Return the lines below that carry the word "frac".

[start Given information]

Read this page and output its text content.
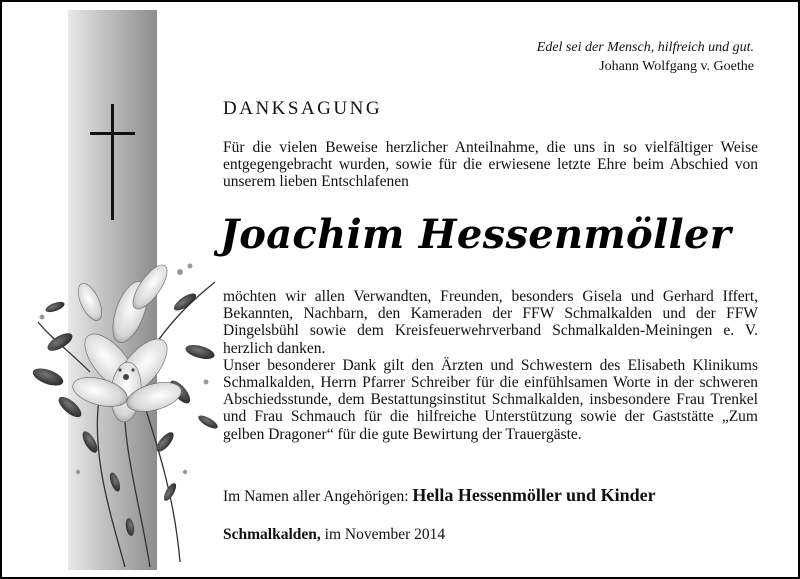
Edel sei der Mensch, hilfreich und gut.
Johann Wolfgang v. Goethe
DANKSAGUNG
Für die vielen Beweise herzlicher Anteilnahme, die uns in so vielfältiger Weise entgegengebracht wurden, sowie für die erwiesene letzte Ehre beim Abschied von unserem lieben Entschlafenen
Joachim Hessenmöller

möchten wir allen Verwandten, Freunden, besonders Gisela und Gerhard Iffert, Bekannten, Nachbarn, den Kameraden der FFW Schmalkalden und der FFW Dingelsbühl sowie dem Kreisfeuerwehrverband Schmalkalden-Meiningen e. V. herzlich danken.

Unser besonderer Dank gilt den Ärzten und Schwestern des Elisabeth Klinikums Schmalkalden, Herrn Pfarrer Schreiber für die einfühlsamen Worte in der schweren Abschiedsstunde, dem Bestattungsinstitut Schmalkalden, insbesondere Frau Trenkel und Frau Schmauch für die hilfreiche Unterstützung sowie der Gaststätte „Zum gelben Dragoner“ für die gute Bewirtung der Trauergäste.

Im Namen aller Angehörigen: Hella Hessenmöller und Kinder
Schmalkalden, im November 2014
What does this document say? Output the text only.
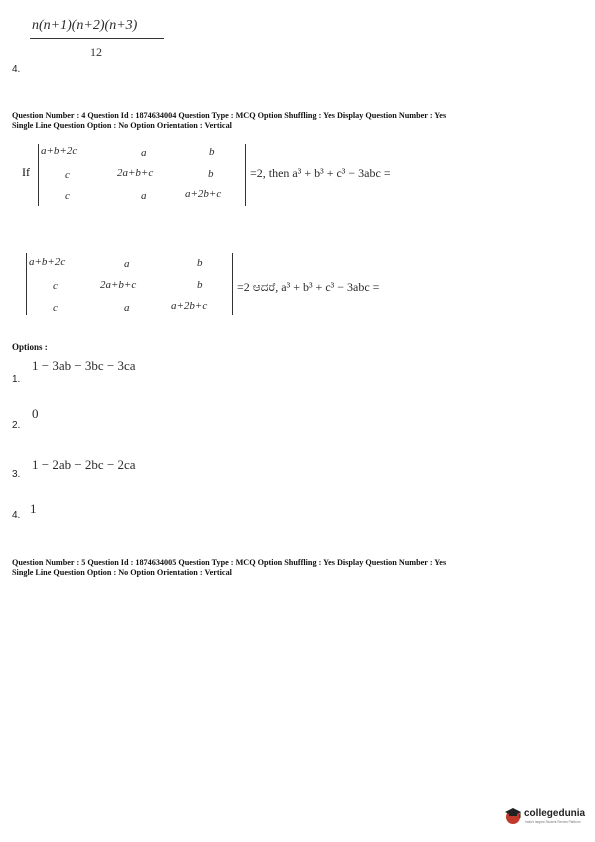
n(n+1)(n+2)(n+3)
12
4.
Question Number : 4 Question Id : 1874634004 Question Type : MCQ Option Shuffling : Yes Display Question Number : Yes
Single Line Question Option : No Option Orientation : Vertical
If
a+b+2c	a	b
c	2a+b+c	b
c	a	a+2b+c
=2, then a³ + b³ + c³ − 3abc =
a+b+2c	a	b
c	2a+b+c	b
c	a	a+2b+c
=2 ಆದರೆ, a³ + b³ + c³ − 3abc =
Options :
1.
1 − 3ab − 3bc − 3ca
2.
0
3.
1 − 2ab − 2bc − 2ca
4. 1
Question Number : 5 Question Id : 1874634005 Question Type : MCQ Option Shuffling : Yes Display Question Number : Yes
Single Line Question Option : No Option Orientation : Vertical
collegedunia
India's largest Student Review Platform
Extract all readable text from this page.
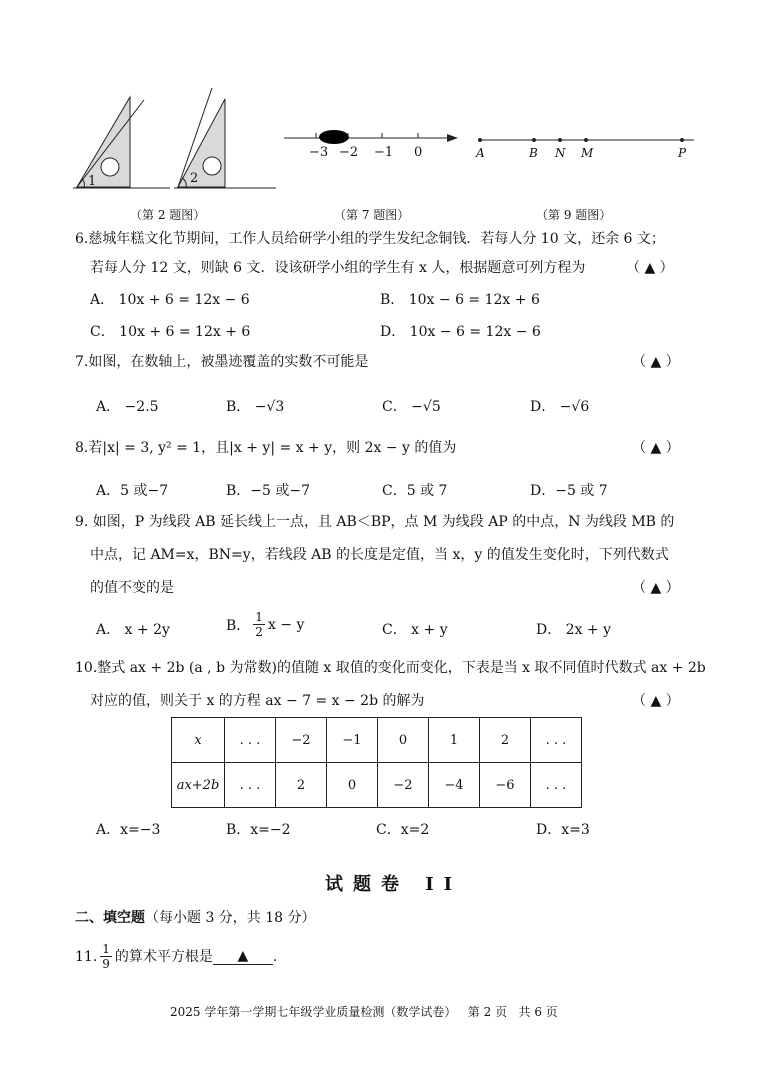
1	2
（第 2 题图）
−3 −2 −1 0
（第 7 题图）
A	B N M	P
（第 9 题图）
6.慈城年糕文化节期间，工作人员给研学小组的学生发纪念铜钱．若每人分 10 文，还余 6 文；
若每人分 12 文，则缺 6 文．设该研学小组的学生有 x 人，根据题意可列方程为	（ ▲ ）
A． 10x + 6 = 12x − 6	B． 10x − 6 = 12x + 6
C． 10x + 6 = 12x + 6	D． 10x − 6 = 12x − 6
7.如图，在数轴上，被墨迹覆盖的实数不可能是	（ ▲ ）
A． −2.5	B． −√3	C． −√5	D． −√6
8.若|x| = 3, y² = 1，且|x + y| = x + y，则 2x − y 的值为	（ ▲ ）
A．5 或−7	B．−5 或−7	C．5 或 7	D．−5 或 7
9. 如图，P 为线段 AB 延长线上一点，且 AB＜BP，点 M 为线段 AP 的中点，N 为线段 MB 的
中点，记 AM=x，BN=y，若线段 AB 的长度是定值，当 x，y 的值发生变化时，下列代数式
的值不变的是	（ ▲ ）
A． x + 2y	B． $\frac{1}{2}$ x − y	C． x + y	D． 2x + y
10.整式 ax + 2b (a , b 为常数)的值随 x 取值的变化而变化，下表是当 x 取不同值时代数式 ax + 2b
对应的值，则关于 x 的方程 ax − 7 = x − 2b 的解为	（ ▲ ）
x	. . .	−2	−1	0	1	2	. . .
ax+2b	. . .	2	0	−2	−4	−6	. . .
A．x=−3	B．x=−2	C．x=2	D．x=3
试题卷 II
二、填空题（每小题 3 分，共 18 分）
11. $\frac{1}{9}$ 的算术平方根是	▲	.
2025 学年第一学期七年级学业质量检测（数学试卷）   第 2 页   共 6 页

[end Given information]

Answer for this exercise:
A． x + 2y	B． $\frac{1}{2}$ x − y	C． x + y	D． 2x + y
11. $\frac{1}{9}$ 的算术平方根是	▲	.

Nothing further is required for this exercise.